- **What you need to do**: Turn the lines from the one containing "wp-logo-icon[interactable] [4, 74, 9, 79]" up to and including the one containing "header-current-month: Current month" into a numbered list, leaving out any blank lines.
**********
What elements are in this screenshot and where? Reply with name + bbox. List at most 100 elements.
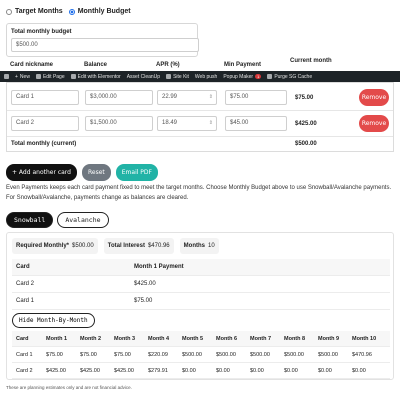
wp-logo-icon[interactable] [4, 74, 9, 79]
adminbar-site-kit[interactable]: Site Kit [166, 74, 189, 80]
wp-admin-bar: + New Edit Page Edit with Elementor Asset… [0, 71, 400, 82]
stat-months: Months 10 [179, 238, 219, 254]
month-cell-card: Card 2 [16, 368, 33, 374]
card-apr-value: 22.99 [162, 94, 178, 100]
month-header-card: Card [16, 336, 29, 342]
month-cell: $500.00 [216, 352, 236, 358]
month-cell: $75.00 [46, 352, 63, 358]
card-balance-input[interactable]: $3,000.00 [85, 90, 153, 105]
remove-card-button[interactable]: Remove [359, 115, 389, 132]
header-balance: Balance [84, 62, 108, 68]
month-header: Month 6 [216, 336, 238, 342]
month-cell: $0.00 [284, 368, 298, 374]
month-table-header: Card Month 1 Month 2 Month 3 Month 4 Mon… [12, 331, 390, 347]
card-row: Card 1 $3,000.00 22.99 ⇕ $75.00 $75.00 R… [7, 85, 393, 111]
header-current-month: Current month [290, 58, 332, 64]
stat-interest-value: $470.96 [147, 243, 170, 249]
payment-header-month1: Month 1 Payment [134, 264, 184, 270]
card-name-input[interactable]: Card 1 [11, 90, 79, 105]
popup-badge: 1 [255, 74, 262, 79]
elementor-icon [70, 74, 76, 79]
total-value: $500.00 [295, 141, 317, 147]
strategy-tabs: Snowball Avalanche [6, 212, 109, 228]
budget-label: Total monthly budget [11, 29, 72, 35]
payment-cell-amount: $425.00 [134, 281, 156, 287]
tab-avalanche[interactable]: Avalanche [57, 212, 109, 228]
sg-icon [267, 74, 273, 79]
month-header: Month 9 [318, 336, 340, 342]
adminbar-popup-maker[interactable]: Popup Maker 1 [223, 74, 262, 80]
card-name-input[interactable]: Card 2 [11, 116, 79, 131]
card-apr-input[interactable]: 18.49 ⇕ [157, 116, 217, 131]
stat-months-label: Months [183, 243, 205, 249]
card-balance-input[interactable]: $1,500.00 [85, 116, 153, 131]
month-cell: $0.00 [182, 368, 196, 374]
summary-card: Required Monthly* $500.00 Total Interest… [6, 232, 394, 380]
card-min-payment-input[interactable]: $45.00 [225, 116, 287, 131]
payment-header-card: Card [16, 264, 30, 270]
adminbar-elementor[interactable]: Edit with Elementor [70, 74, 121, 80]
month-header: Month 4 [148, 336, 170, 342]
month-by-month-table: Card Month 1 Month 2 Month 3 Month 4 Mon… [12, 331, 390, 379]
explanation-text: Even Payments keeps each card payment fi… [6, 185, 392, 201]
month-header: Month 8 [284, 336, 306, 342]
month-header: Month 5 [182, 336, 204, 342]
adminbar-purge-cache[interactable]: Purge SG Cache [267, 74, 312, 80]
total-row: Total monthly (current) $500.00 [7, 137, 393, 151]
email-pdf-button[interactable]: Email PDF [115, 164, 158, 181]
table-row: Card 2 $425.00 $425.00 $425.00 $279.91 $… [12, 363, 390, 379]
adminbar-asset-cleanup[interactable]: Asset CleanUp [127, 74, 160, 80]
month-cell: $75.00 [114, 352, 131, 358]
radio-monthly-budget[interactable] [68, 8, 75, 15]
stat-months-value: 10 [207, 243, 215, 249]
month-cell-card: Card 1 [16, 352, 33, 358]
adminbar-new[interactable]: + New [15, 74, 30, 80]
mode-option-target-months[interactable]: Target Months [6, 8, 63, 15]
budget-input[interactable]: $500.00 [11, 38, 199, 52]
stat-required-label: Required Monthly* [16, 243, 70, 249]
remove-card-button[interactable]: Remove [359, 89, 389, 106]
payment-cell-card: Card 1 [16, 298, 35, 304]
month-header: Month 10 [352, 336, 377, 342]
stat-total-interest: Total Interest $470.96 [103, 238, 174, 254]
month-cell: $500.00 [318, 352, 338, 358]
mode-label-monthly-budget: Monthly Budget [77, 8, 131, 15]
stepper-icon[interactable]: ⇕ [209, 120, 213, 126]
month-header: Month 1 [46, 336, 68, 342]
month-header: Month 2 [80, 336, 102, 342]
payment-table: Card Month 1 Payment Card 2 $425.00 Card… [12, 259, 390, 310]
action-buttons: + Add another card Reset Email PDF [6, 164, 158, 181]
month-cell: $425.00 [46, 368, 66, 374]
adminbar-web-push[interactable]: Web push [195, 74, 217, 80]
header-apr: APR (%) [156, 62, 180, 68]
stat-interest-label: Total Interest [107, 243, 145, 249]
budget-card: Total monthly budget $500.00 [6, 23, 199, 57]
disclaimer-text: These are planning estimates only and ar… [6, 385, 132, 390]
card-row: Card 2 $1,500.00 18.49 ⇕ $45.00 $425.00 … [7, 111, 393, 137]
sitekit-icon [166, 74, 172, 79]
tab-snowball[interactable]: Snowball [6, 212, 54, 228]
radio-target-months[interactable] [6, 8, 12, 15]
month-cell: $0.00 [216, 368, 230, 374]
payment-cell-amount: $75.00 [134, 298, 153, 304]
reset-button[interactable]: Reset [81, 164, 111, 181]
summary-stats: Required Monthly* $500.00 Total Interest… [12, 238, 219, 254]
card-apr-input[interactable]: 22.99 ⇕ [157, 90, 217, 105]
stat-required-monthly: Required Monthly* $500.00 [12, 238, 98, 254]
month-header: Month 7 [250, 336, 272, 342]
month-cell: $0.00 [250, 368, 264, 374]
month-cell: $0.00 [352, 368, 366, 374]
total-label: Total monthly (current) [11, 141, 77, 147]
month-cell: $500.00 [250, 352, 270, 358]
month-cell: $425.00 [80, 368, 100, 374]
adminbar-edit-page[interactable]: Edit Page [35, 74, 65, 80]
table-row: Card 1 $75.00 [12, 293, 390, 310]
stepper-icon[interactable]: ⇕ [209, 94, 213, 100]
mode-option-monthly-budget[interactable]: Monthly Budget [68, 8, 131, 15]
hide-month-by-month-button[interactable]: Hide Month-By-Month [12, 313, 95, 328]
card-current-payment: $75.00 [295, 95, 314, 101]
card-min-payment-input[interactable]: $75.00 [225, 90, 287, 105]
add-card-button[interactable]: + Add another card [6, 164, 77, 181]
card-current-payment: $425.00 [295, 121, 317, 127]
month-cell: $279.91 [148, 368, 168, 374]
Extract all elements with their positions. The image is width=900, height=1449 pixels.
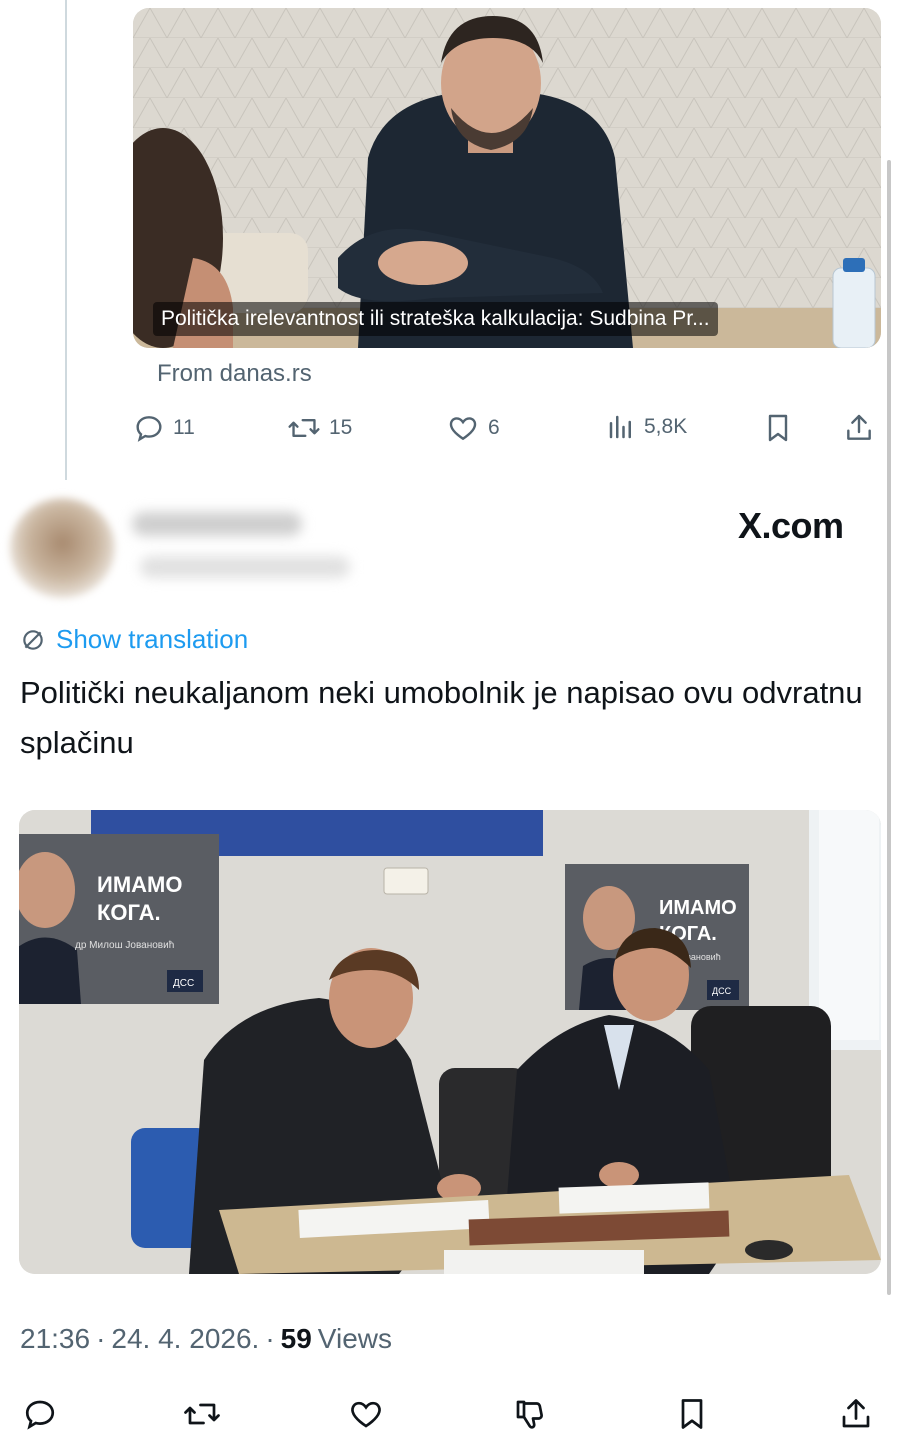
link-card-image[interactable]: Politička irelevantnost ili strateška ka…: [133, 8, 881, 348]
views-button[interactable]: 5,8K: [606, 412, 687, 442]
tweet-date[interactable]: 24. 4. 2026.: [111, 1323, 259, 1355]
like-count: 6: [488, 416, 500, 439]
downvote-button[interactable]: [512, 1396, 548, 1432]
heart-icon: [449, 417, 477, 441]
bookmark-icon: [681, 1399, 703, 1429]
link-card-title: Politička irelevantnost ili strateška ka…: [153, 302, 718, 336]
tweet-meta: 21:36 · 24. 4. 2026. · 59 Views: [20, 1323, 392, 1355]
reply-count: 11: [173, 416, 195, 439]
tweet-photo[interactable]: ИМАМО КОГА. др Милош Јовановић ДСС ИМАМО…: [19, 810, 881, 1274]
tweet-view-count: 59: [280, 1323, 312, 1354]
views-count: 5,8K: [644, 415, 688, 438]
poster-right-party: ДСС: [712, 986, 732, 996]
poster-left-headline-1: ИМАМО: [97, 872, 182, 897]
tweet-author[interactable]: [0, 488, 380, 613]
bookmark-icon: [768, 414, 788, 442]
reply-icon: [136, 416, 162, 442]
poster-left-name: др Милош Јовановић: [75, 940, 174, 951]
translate-icon: [23, 629, 43, 650]
downvote-icon: [516, 1400, 543, 1429]
reply-icon: [25, 1400, 55, 1430]
share-icon: [842, 1399, 870, 1428]
poster-right-headline-1: ИМАМО: [659, 897, 737, 919]
show-translation-label: Show translation: [56, 624, 249, 654]
repost-icon: [184, 1403, 220, 1425]
repost-icon: [288, 418, 320, 438]
like-button[interactable]: [347, 1396, 385, 1432]
reply-button[interactable]: 11: [133, 412, 195, 444]
share-button[interactable]: [838, 1396, 874, 1432]
x-com-watermark: X.com: [738, 505, 844, 546]
scrollbar[interactable]: [887, 160, 891, 1295]
link-card-source[interactable]: From danas.rs: [157, 360, 312, 388]
share-icon: [847, 414, 871, 440]
heart-icon: [351, 1401, 381, 1428]
repost-count: 15: [329, 416, 353, 439]
bookmark-button[interactable]: [764, 412, 792, 444]
author-handle-blurred: [140, 556, 350, 578]
like-button[interactable]: 6: [446, 412, 500, 444]
poster-left-headline-2: КОГА.: [97, 900, 161, 925]
bookmark-button[interactable]: [676, 1396, 708, 1432]
tweet-time[interactable]: 21:36: [20, 1323, 90, 1355]
analytics-icon: [609, 415, 631, 439]
show-translation-link[interactable]: Show translation: [20, 624, 248, 655]
tweet-text: Politički neukaljanom neki umobolnik je …: [20, 675, 863, 760]
thread-line: [65, 0, 67, 480]
signing-photo: ИМАМО КОГА. др Милош Јовановић ДСС ИМАМО…: [19, 810, 881, 1274]
poster-left-party: ДСС: [173, 978, 194, 989]
share-button[interactable]: [843, 412, 875, 444]
tweet-views-label: Views: [317, 1323, 392, 1354]
author-name-blurred: [132, 512, 302, 536]
interview-photo: [133, 8, 881, 348]
repost-button[interactable]: 15: [287, 412, 352, 444]
reply-button[interactable]: [22, 1396, 58, 1432]
avatar[interactable]: [10, 498, 115, 598]
repost-button[interactable]: [182, 1396, 222, 1432]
**********
- **Written answer**:
1. wp-logo-icon[interactable] [4, 74, 9, 79]
2. adminbar-site-kit[interactable]: Site Kit [166, 74, 189, 80]
3. wp-admin-bar: + New Edit Page Edit with Elementor Asset… [0, 71, 400, 82]
4. stat-months: Months 10 [179, 238, 219, 254]
5. month-cell-card: Card 2 [16, 368, 33, 374]
6. card-apr-value: 22.99 [162, 94, 178, 100]
7. month-header-card: Card [16, 336, 29, 342]
8. month-cell: $500.00 [216, 352, 236, 358]
9. month-cell: $75.00 [46, 352, 63, 358]
10. card-balance-input[interactable]: $3,000.00 [85, 90, 153, 105]
11. remove-card-button[interactable]: Remove [359, 115, 389, 132]
12. header-balance: Balance [84, 62, 108, 68]
13. month-header: Month 6 [216, 336, 238, 342]
14. month-cell: $0.00 [284, 368, 298, 374]
15. month-table-header: Card Month 1 Month 2 Month 3 Month 4 Mon… [12, 331, 390, 347]
16. card-row: Card 1 $3,000.00 22.99 ⇕ $75.00 $75.00 R… [7, 85, 393, 111]
17. header-current-month: Current month [290, 58, 332, 64]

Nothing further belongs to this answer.